Exercise details: Go over the entries below line by line, copying each one that contains the word "time".

-- start Stored rows --

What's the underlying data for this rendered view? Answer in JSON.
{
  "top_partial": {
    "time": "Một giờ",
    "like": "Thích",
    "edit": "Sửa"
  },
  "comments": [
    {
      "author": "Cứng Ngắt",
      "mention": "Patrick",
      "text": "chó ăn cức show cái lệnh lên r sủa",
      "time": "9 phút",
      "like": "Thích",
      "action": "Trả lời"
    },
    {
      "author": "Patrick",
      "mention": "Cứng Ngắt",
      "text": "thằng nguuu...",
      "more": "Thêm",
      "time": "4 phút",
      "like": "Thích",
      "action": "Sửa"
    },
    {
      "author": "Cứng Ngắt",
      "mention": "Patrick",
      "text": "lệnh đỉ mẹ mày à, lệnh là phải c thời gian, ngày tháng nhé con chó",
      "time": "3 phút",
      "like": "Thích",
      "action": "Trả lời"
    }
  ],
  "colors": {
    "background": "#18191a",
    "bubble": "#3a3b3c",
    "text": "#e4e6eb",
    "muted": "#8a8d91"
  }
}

-- end Stored rows --

In response:
    "time": "Một giờ",
      "time": "9 phút",
      "time": "4 phút",
      "time": "3 phút",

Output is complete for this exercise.